## Problem to solve
Give all of the lines again exactly as they read.

========================================

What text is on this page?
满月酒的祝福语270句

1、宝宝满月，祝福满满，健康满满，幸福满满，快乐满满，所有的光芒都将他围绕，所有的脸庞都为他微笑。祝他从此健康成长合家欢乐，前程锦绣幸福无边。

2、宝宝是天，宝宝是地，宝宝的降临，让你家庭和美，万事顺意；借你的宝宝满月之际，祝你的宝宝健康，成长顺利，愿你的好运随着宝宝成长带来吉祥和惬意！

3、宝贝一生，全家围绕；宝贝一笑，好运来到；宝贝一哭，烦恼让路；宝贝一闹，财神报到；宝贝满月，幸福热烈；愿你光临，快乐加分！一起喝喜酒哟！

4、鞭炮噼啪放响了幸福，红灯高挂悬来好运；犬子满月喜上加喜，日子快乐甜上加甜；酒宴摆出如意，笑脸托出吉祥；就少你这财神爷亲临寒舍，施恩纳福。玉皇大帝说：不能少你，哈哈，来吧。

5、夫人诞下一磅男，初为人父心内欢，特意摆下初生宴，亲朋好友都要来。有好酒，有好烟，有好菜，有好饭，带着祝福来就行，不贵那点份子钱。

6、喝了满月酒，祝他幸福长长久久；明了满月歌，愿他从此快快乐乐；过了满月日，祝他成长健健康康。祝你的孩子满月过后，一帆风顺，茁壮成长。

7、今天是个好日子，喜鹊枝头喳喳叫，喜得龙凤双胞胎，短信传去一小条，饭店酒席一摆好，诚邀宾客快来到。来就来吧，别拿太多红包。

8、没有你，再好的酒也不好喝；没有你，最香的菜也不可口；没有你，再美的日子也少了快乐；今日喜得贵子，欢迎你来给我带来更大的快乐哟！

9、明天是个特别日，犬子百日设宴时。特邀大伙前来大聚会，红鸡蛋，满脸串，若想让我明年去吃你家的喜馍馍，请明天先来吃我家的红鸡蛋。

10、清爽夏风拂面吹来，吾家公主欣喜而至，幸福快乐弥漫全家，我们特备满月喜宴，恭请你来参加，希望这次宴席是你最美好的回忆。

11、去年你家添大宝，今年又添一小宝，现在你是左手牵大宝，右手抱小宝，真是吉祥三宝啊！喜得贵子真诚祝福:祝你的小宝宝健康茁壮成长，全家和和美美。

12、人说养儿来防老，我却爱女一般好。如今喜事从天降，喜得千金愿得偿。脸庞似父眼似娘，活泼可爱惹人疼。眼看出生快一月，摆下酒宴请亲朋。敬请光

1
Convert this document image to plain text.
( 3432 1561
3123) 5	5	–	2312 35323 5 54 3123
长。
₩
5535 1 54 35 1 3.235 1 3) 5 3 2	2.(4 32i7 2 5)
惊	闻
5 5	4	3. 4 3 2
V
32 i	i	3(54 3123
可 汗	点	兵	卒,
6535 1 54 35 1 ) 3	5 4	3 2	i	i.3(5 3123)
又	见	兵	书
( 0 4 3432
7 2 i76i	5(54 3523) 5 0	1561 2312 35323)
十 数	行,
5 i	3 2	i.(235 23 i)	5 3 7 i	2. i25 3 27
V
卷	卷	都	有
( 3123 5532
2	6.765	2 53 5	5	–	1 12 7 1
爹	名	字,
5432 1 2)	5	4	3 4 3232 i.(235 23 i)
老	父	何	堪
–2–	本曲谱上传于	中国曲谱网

========================================

## Response
What text is on this page?
满月酒的祝福语270句

1、宝宝满月，祝福满满，健康满满，幸福满满，快乐满满，所有的光芒都将他围绕，所有的脸庞都为他微笑。祝他从此健康成长合家欢乐，前程锦绣幸福无边。

2、宝宝是天，宝宝是地，宝宝的降临，让你家庭和美，万事顺意；借你的宝宝满月之际，祝你的宝宝健康，成长顺利，愿你的好运随着宝宝成长带来吉祥和惬意！

3、宝贝一生，全家围绕；宝贝一笑，好运来到；宝贝一哭，烦恼让路；宝贝一闹，财神报到；宝贝满月，幸福热烈；愿你光临，快乐加分！一起喝喜酒哟！

4、鞭炮噼啪放响了幸福，红灯高挂悬来好运；犬子满月喜上加喜，日子快乐甜上加甜；酒宴摆出如意，笑脸托出吉祥；就少你这财神爷亲临寒舍，施恩纳福。玉皇大帝说：不能少你，哈哈，来吧。

5、夫人诞下一磅男，初为人父心内欢，特意摆下初生宴，亲朋好友都要来。有好酒，有好烟，有好菜，有好饭，带着祝福来就行，不贵那点份子钱。

6、喝了满月酒，祝他幸福长长久久；明了满月歌，愿他从此快快乐乐；过了满月日，祝他成长健健康康。祝你的孩子满月过后，一帆风顺，茁壮成长。

7、今天是个好日子，喜鹊枝头喳喳叫，喜得龙凤双胞胎，短信传去一小条，饭店酒席一摆好，诚邀宾客快来到。来就来吧，别拿太多红包。

8、没有你，再好的酒也不好喝；没有你，最香的菜也不可口；没有你，再美的日子也少了快乐；今日喜得贵子，欢迎你来给我带来更大的快乐哟！

9、明天是个特别日，犬子百日设宴时。特邀大伙前来大聚会，红鸡蛋，满脸串，若想让我明年去吃你家的喜馍馍，请明天先来吃我家的红鸡蛋。

10、清爽夏风拂面吹来，吾家公主欣喜而至，幸福快乐弥漫全家，我们特备满月喜宴，恭请你来参加，希望这次宴席是你最美好的回忆。

11、去年你家添大宝，今年又添一小宝，现在你是左手牵大宝，右手抱小宝，真是吉祥三宝啊！喜得贵子真诚祝福:祝你的小宝宝健康茁壮成长，全家和和美美。

12、人说养儿来防老，我却爱女一般好。如今喜事从天降，喜得千金愿得偿。脸庞似父眼似娘，活泼可爱惹人疼。眼看出生快一月，摆下酒宴请亲朋。敬请光

1
Convert this document image to plain text.
( 3432 1561
3123) 5	5	–	2312 35323 5 54 3123
长。
₩
5535 1 54 35 1 3.235 1 3) 5 3 2	2.(4 32i7 2 5)
惊	闻
5 5	4	3. 4 3 2
V
32 i	i	3(54 3123
可 汗	点	兵	卒,
6535 1 54 35 1 ) 3	5 4	3 2	i	i.3(5 3123)
又	见	兵	书
( 0 4 3432
7 2 i76i	5(54 3523) 5 0	1561 2312 35323)
十 数	行,
5 i	3 2	i.(235 23 i)	5 3 7 i	2. i25 3 27
V
卷	卷	都	有
( 3123 5532
2	6.765	2 53 5	5	–	1 12 7 1
爹	名	字,
5432 1 2)	5	4	3 4 3232 i.(235 23 i)
老	父	何	堪
–2–	本曲谱上传于	中国曲谱网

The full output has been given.